Stored dataset items:
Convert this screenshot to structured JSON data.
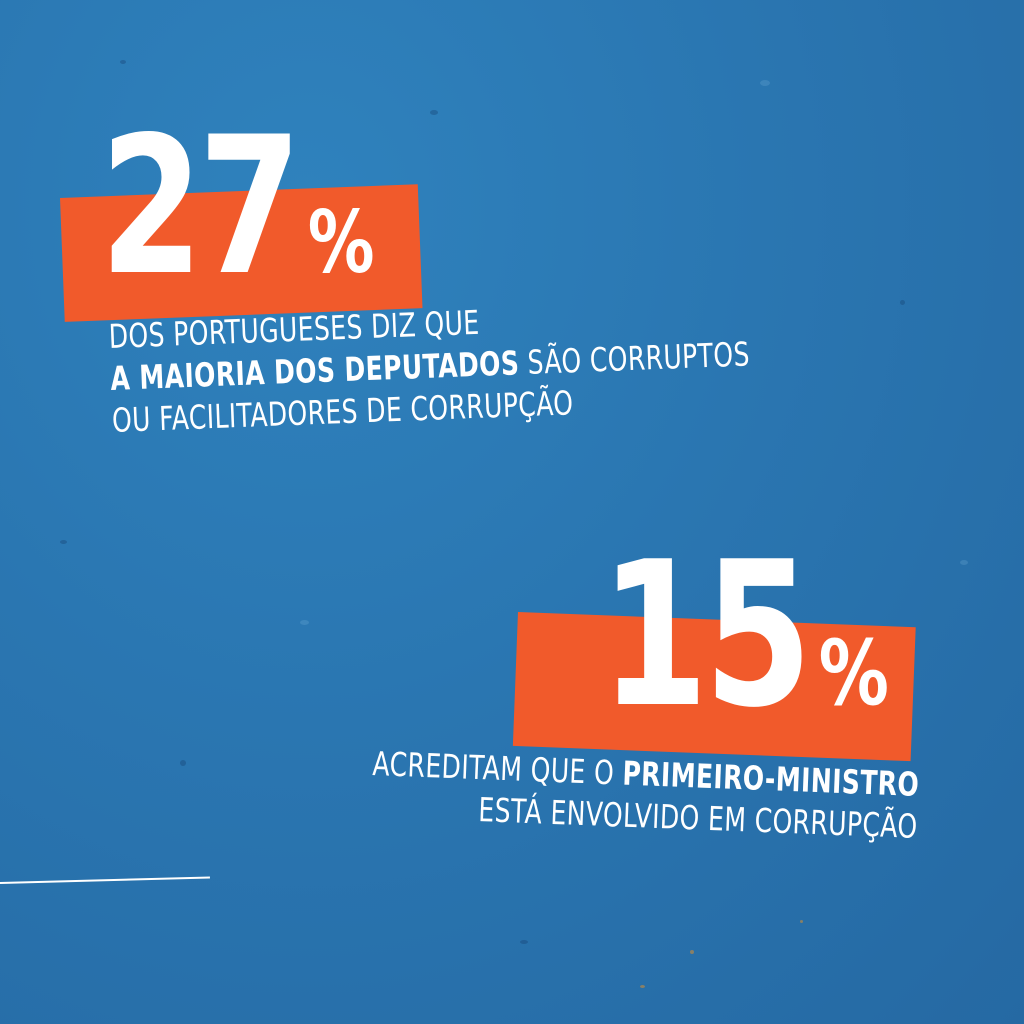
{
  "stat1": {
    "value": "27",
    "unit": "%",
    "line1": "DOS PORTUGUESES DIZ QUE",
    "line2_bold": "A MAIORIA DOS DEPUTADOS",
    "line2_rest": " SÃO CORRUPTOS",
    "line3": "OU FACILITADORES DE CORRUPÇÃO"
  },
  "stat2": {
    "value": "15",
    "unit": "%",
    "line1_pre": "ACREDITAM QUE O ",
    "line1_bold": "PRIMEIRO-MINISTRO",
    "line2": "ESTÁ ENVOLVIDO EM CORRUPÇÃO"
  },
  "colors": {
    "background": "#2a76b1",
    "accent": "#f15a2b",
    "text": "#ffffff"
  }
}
---
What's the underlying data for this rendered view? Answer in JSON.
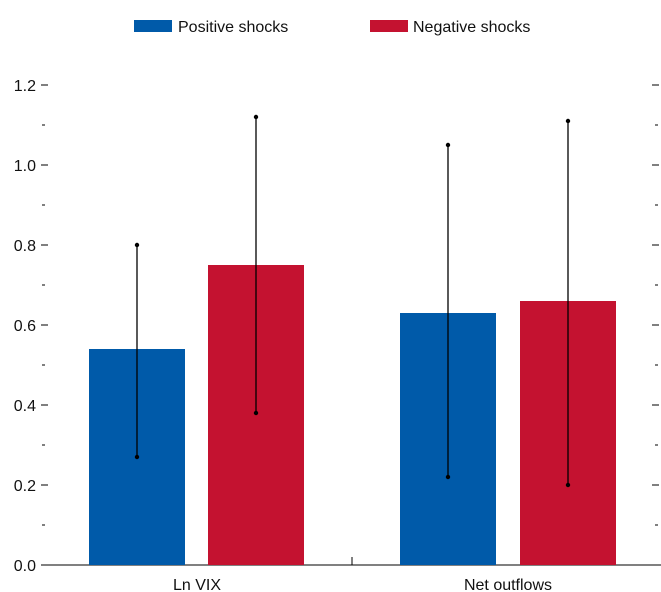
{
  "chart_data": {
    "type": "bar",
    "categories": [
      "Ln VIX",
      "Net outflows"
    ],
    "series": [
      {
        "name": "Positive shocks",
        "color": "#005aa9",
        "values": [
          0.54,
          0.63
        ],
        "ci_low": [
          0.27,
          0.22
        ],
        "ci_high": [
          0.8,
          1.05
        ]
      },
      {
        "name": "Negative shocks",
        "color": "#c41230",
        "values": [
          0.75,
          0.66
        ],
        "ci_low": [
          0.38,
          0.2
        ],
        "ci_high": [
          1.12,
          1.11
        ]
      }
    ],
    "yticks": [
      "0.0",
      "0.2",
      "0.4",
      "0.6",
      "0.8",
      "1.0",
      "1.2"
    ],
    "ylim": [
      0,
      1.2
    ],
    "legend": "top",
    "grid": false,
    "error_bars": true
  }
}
* * *
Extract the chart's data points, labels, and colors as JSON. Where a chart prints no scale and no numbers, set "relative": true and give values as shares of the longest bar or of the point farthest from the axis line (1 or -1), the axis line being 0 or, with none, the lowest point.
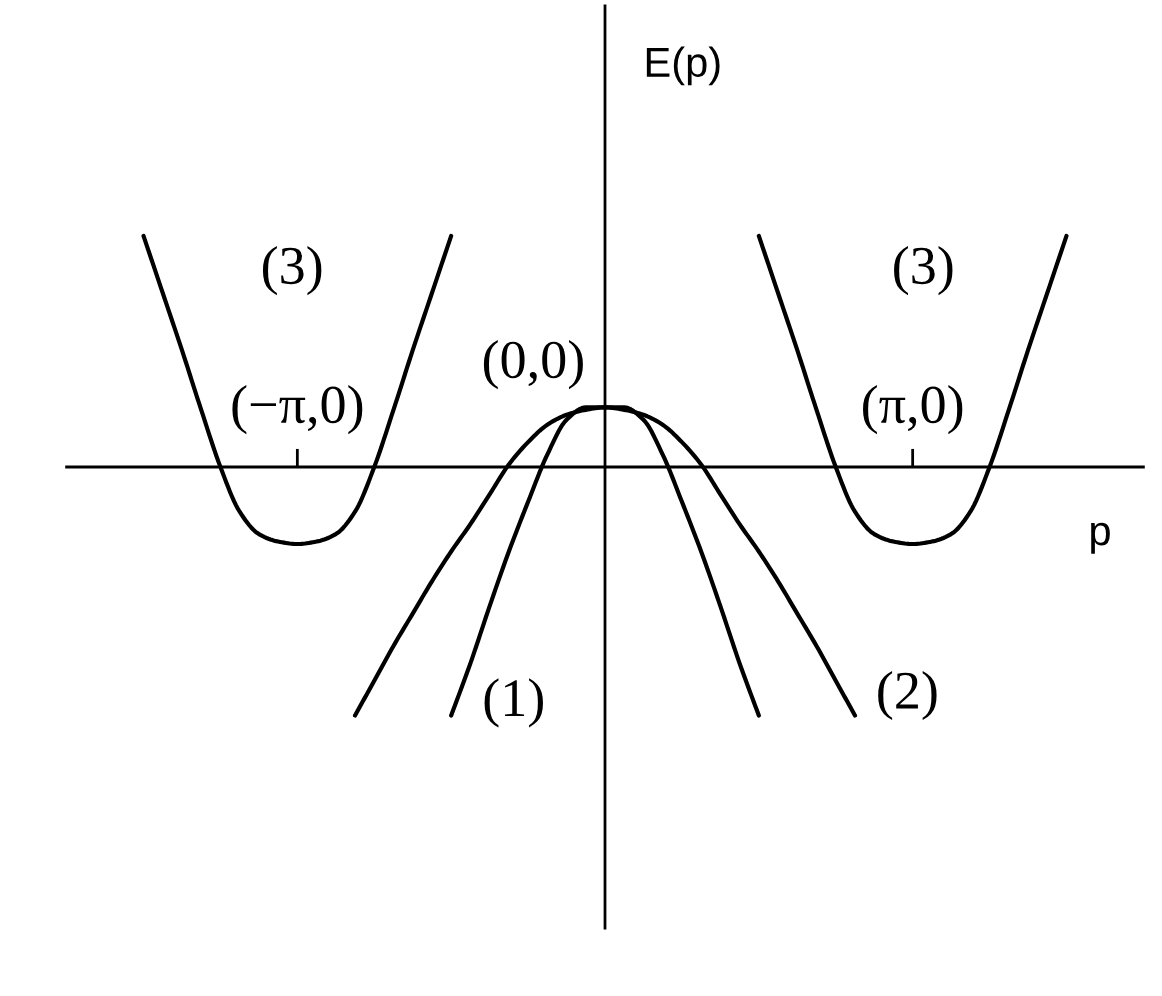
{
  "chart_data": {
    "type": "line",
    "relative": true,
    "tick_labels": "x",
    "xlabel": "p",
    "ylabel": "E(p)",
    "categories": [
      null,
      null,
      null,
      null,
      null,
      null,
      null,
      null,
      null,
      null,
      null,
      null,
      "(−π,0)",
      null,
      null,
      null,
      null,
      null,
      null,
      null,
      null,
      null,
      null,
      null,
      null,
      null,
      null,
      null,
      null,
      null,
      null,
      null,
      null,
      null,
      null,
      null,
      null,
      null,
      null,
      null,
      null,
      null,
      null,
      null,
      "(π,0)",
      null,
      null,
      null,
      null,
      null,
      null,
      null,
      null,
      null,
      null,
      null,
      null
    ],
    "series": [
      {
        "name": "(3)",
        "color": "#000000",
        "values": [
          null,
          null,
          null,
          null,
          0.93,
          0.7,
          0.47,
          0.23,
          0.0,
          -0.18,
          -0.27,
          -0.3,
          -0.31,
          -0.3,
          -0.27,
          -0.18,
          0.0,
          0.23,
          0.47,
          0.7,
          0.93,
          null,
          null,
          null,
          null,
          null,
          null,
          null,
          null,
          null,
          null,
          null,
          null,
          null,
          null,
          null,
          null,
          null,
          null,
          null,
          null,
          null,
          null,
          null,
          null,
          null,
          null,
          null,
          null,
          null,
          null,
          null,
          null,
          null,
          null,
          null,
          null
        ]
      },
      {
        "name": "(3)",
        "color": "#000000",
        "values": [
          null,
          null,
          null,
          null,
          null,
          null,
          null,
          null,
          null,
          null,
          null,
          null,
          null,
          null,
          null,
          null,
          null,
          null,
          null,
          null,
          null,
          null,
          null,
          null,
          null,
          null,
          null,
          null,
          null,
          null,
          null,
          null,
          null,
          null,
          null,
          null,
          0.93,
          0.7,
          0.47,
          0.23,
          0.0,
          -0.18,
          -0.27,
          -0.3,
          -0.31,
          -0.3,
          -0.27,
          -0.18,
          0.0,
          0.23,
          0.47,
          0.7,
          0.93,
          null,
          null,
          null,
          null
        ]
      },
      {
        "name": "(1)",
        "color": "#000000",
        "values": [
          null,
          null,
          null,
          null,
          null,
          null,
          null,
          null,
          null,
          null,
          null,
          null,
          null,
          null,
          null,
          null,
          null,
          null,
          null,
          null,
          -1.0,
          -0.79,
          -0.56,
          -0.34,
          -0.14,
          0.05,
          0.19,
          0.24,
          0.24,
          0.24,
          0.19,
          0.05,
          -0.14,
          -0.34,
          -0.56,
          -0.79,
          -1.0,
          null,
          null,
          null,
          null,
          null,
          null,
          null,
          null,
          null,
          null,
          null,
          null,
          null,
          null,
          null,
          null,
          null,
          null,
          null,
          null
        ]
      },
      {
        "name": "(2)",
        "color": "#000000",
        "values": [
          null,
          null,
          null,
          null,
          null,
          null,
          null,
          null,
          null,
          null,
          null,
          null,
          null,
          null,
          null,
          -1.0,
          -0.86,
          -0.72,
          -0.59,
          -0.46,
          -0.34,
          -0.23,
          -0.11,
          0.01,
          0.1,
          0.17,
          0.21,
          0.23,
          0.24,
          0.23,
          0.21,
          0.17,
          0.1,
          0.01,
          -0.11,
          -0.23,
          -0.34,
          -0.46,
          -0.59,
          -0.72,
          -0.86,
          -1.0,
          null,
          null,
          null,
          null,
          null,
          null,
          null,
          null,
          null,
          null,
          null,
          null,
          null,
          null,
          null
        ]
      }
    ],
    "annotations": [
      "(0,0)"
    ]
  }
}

### Objective
Pick out and copy every line that contains the word "shocks".

### Problem solution
        "name": "Positive shocks",
        "name": "Negative shocks",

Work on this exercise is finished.